:: PROVIDED INFORMATION ::
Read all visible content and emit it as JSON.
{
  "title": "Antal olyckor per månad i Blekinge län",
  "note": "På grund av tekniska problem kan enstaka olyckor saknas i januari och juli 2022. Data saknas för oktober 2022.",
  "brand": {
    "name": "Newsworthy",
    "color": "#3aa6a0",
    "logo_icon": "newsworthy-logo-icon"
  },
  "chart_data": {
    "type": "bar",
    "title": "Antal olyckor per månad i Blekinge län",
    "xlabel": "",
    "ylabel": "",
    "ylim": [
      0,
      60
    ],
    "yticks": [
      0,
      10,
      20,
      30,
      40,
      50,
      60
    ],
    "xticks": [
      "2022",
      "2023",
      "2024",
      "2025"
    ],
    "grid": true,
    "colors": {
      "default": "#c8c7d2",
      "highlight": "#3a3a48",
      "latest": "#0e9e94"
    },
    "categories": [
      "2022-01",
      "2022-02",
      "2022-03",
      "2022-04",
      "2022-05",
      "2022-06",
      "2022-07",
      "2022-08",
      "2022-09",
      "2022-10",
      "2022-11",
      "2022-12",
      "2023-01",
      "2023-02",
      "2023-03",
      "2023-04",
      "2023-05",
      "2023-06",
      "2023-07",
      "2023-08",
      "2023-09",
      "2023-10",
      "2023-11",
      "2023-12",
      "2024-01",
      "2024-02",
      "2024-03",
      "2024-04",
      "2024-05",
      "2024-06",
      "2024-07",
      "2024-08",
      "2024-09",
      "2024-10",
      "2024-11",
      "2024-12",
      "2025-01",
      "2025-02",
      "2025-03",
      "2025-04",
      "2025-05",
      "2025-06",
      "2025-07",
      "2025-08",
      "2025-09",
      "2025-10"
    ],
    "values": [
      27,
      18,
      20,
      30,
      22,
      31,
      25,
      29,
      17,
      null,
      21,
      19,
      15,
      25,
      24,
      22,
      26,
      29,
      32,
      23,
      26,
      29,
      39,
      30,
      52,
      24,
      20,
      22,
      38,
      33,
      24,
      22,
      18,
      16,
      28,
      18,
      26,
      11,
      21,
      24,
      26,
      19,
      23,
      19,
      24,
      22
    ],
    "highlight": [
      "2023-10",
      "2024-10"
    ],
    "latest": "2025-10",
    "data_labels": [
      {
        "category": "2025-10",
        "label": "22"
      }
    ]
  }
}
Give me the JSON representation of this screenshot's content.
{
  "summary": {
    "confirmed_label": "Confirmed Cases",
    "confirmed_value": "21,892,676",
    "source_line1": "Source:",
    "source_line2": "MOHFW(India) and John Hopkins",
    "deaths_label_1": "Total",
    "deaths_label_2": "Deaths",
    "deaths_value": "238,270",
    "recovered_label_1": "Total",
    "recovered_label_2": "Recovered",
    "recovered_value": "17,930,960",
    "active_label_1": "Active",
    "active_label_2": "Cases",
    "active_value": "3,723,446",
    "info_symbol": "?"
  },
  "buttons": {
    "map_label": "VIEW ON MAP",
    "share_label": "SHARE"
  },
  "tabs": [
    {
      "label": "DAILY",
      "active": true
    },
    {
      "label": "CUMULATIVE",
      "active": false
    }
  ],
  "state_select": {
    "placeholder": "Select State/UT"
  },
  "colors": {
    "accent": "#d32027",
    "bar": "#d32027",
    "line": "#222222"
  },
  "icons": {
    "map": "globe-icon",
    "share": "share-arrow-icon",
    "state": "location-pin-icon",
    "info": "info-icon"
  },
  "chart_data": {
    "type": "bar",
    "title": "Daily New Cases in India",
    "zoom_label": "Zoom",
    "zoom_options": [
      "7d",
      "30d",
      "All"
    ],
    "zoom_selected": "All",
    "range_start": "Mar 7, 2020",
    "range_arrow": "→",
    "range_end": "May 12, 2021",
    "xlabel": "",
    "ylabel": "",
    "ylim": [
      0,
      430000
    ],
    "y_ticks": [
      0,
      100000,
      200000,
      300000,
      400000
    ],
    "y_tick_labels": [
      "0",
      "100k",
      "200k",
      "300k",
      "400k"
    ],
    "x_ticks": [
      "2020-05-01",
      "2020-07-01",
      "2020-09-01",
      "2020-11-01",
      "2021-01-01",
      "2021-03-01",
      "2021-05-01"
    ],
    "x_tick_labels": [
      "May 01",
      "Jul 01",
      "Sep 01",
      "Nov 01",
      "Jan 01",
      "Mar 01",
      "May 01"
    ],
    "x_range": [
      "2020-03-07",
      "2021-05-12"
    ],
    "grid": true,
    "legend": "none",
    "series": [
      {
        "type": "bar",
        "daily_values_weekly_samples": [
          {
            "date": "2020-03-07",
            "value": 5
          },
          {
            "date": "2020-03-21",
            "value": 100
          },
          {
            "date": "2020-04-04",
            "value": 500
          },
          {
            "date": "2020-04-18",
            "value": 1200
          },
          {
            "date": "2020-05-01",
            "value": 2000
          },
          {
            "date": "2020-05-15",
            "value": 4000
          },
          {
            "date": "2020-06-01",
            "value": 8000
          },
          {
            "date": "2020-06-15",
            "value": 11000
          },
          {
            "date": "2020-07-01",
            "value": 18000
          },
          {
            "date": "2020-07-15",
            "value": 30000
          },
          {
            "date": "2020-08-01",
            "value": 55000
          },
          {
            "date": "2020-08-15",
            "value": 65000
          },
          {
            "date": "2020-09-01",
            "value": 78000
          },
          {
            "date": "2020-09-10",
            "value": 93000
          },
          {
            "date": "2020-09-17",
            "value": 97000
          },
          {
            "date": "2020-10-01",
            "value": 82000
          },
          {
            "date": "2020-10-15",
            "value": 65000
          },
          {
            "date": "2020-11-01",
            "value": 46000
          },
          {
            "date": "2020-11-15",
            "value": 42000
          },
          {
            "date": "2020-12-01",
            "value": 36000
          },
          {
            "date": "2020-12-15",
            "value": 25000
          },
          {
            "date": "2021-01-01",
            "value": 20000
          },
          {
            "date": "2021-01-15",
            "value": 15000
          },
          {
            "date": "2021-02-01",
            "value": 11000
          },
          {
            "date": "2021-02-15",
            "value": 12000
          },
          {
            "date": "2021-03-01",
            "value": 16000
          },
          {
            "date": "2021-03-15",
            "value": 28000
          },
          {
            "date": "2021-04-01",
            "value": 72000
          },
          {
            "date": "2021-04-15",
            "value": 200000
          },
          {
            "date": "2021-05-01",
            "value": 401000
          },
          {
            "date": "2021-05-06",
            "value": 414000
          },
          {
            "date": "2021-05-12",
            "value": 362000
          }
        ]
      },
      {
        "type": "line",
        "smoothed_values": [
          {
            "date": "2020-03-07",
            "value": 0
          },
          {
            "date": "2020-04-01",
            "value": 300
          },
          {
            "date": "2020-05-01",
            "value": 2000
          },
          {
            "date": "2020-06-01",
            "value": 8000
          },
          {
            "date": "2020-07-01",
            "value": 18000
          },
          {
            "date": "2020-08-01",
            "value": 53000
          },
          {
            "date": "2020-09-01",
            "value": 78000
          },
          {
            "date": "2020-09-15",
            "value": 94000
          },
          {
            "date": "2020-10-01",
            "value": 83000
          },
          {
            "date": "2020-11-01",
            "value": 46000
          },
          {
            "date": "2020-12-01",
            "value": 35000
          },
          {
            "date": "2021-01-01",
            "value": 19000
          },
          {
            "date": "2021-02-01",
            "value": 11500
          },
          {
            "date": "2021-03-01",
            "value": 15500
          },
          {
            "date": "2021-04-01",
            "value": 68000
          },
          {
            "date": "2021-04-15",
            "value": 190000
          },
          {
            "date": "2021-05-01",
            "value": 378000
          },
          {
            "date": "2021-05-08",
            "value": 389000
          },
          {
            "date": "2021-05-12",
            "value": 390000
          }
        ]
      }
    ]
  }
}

:: EXERCISE BRIEF ::
Pull out every line in the data above that has the word "India".

:: RESPONSE TO THIS TASK ::
    "source_line2": "MOHFW(India) and John Hopkins",
    "title": "Daily New Cases in India",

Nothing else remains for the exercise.